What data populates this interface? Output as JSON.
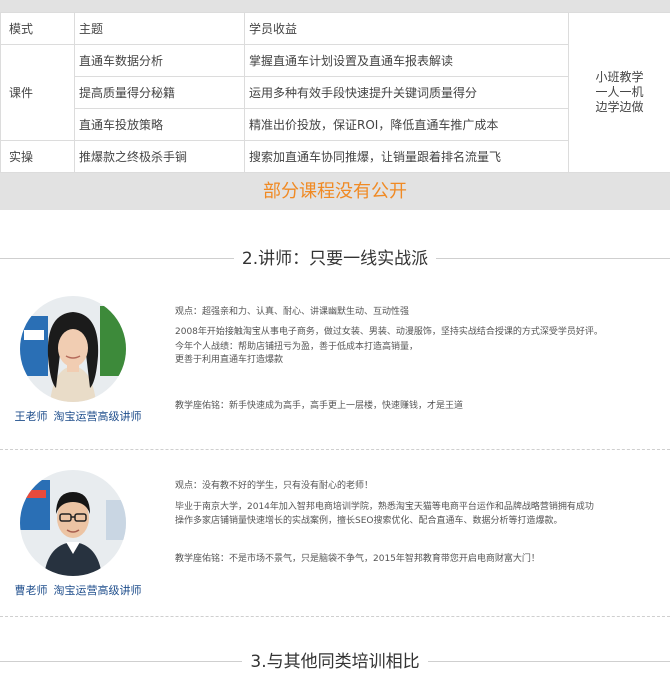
{
  "table": {
    "header": {
      "mode": "模式",
      "topic": "主题",
      "benefit": "学员收益"
    },
    "side_note": [
      "小班教学",
      "一人一机",
      "边学边做"
    ],
    "rows": [
      {
        "mode": "课件",
        "topic": "直通车数据分析",
        "benefit": "掌握直通车计划设置及直通车报表解读"
      },
      {
        "mode": "",
        "topic": "提高质量得分秘籍",
        "benefit": "运用多种有效手段快速提升关键词质量得分"
      },
      {
        "mode": "",
        "topic": "直通车投放策略",
        "benefit": "精准出价投放，保证ROI，降低直通车推广成本"
      },
      {
        "mode": "实操",
        "topic": "推爆款之终极杀手锏",
        "benefit": "搜索加直通车协同推爆，让销量跟着排名流量飞"
      }
    ]
  },
  "banner": "部分课程没有公开",
  "section2_title": "2.讲师：只要一线实战派",
  "teachers": [
    {
      "name": "王老师",
      "title": "淘宝运营高级讲师",
      "viewpoint": "观点：超强亲和力、认真、耐心、讲课幽默生动、互动性强",
      "bio": [
        "2008年开始接触淘宝从事电子商务，做过女装、男装、动漫服饰，坚持实战结合授课的方式深受学员好评。",
        "今年个人战绩：帮助店铺扭亏为盈，善于低成本打造高销量，",
        "更善于利用直通车打造爆款"
      ],
      "motto": "教学座佑铭：新手快速成为高手，高手更上一层楼，快速赚钱，才是王道"
    },
    {
      "name": "曹老师",
      "title": "淘宝运营高级讲师",
      "viewpoint": "观点：没有教不好的学生，只有没有耐心的老师！",
      "bio": [
        "毕业于南京大学，2014年加入智邦电商培训学院，熟悉淘宝天猫等电商平台运作和品牌战略营销拥有成功",
        "操作多家店铺销量快速增长的实战案例，擅长SEO搜索优化、配合直通车、数据分析等打造爆款。"
      ],
      "motto": "教学座佑铭：不是市场不景气，只是脑袋不争气，2015年智邦教育带您开启电商财富大门！"
    }
  ],
  "section3_title": "3.与其他同类培训相比",
  "colors": {
    "accent": "#f08a24",
    "name_blue": "#1f4e8c"
  }
}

## SET TASK
Reproduce each line exactly as it appears, omitting the pictures.

## TASK SOLUTION
What data populates this interface? Output as JSON.
{
  "table": {
    "header": {
      "mode": "模式",
      "topic": "主题",
      "benefit": "学员收益"
    },
    "side_note": [
      "小班教学",
      "一人一机",
      "边学边做"
    ],
    "rows": [
      {
        "mode": "课件",
        "topic": "直通车数据分析",
        "benefit": "掌握直通车计划设置及直通车报表解读"
      },
      {
        "mode": "",
        "topic": "提高质量得分秘籍",
        "benefit": "运用多种有效手段快速提升关键词质量得分"
      },
      {
        "mode": "",
        "topic": "直通车投放策略",
        "benefit": "精准出价投放，保证ROI，降低直通车推广成本"
      },
      {
        "mode": "实操",
        "topic": "推爆款之终极杀手锏",
        "benefit": "搜索加直通车协同推爆，让销量跟着排名流量飞"
      }
    ]
  },
  "banner": "部分课程没有公开",
  "section2_title": "2.讲师：只要一线实战派",
  "teachers": [
    {
      "name": "王老师",
      "title": "淘宝运营高级讲师",
      "viewpoint": "观点：超强亲和力、认真、耐心、讲课幽默生动、互动性强",
      "bio": [
        "2008年开始接触淘宝从事电子商务，做过女装、男装、动漫服饰，坚持实战结合授课的方式深受学员好评。",
        "今年个人战绩：帮助店铺扭亏为盈，善于低成本打造高销量，",
        "更善于利用直通车打造爆款"
      ],
      "motto": "教学座佑铭：新手快速成为高手，高手更上一层楼，快速赚钱，才是王道"
    },
    {
      "name": "曹老师",
      "title": "淘宝运营高级讲师",
      "viewpoint": "观点：没有教不好的学生，只有没有耐心的老师！",
      "bio": [
        "毕业于南京大学，2014年加入智邦电商培训学院，熟悉淘宝天猫等电商平台运作和品牌战略营销拥有成功",
        "操作多家店铺销量快速增长的实战案例，擅长SEO搜索优化、配合直通车、数据分析等打造爆款。"
      ],
      "motto": "教学座佑铭：不是市场不景气，只是脑袋不争气，2015年智邦教育带您开启电商财富大门！"
    }
  ],
  "section3_title": "3.与其他同类培训相比",
  "colors": {
    "accent": "#f08a24",
    "name_blue": "#1f4e8c"
  }
}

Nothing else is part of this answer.